--- WORKING DATA ---
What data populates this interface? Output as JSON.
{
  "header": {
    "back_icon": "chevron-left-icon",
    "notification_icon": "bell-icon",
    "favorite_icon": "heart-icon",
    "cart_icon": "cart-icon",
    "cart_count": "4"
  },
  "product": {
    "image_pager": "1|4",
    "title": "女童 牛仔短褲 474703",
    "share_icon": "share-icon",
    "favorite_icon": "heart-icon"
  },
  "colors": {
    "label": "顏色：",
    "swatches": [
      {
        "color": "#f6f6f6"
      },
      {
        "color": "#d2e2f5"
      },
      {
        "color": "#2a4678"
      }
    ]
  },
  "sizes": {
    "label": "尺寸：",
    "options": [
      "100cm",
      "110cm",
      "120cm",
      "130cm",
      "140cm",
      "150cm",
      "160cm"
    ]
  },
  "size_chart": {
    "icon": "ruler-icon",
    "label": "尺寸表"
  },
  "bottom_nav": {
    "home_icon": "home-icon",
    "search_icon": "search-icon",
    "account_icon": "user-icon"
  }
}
---
Exactly reproduce every record.

What data populates this interface? Output as JSON.
{
  "header": {
    "back_icon": "chevron-left-icon",
    "notification_icon": "bell-icon",
    "favorite_icon": "heart-icon",
    "cart_icon": "cart-icon",
    "cart_count": "4"
  },
  "product": {
    "image_pager": "1|4",
    "title": "女童 牛仔短褲 474703",
    "share_icon": "share-icon",
    "favorite_icon": "heart-icon"
  },
  "colors": {
    "label": "顏色：",
    "swatches": [
      {
        "color": "#f6f6f6"
      },
      {
        "color": "#d2e2f5"
      },
      {
        "color": "#2a4678"
      }
    ]
  },
  "sizes": {
    "label": "尺寸：",
    "options": [
      "100cm",
      "110cm",
      "120cm",
      "130cm",
      "140cm",
      "150cm",
      "160cm"
    ]
  },
  "size_chart": {
    "icon": "ruler-icon",
    "label": "尺寸表"
  },
  "bottom_nav": {
    "home_icon": "home-icon",
    "search_icon": "search-icon",
    "account_icon": "user-icon"
  }
}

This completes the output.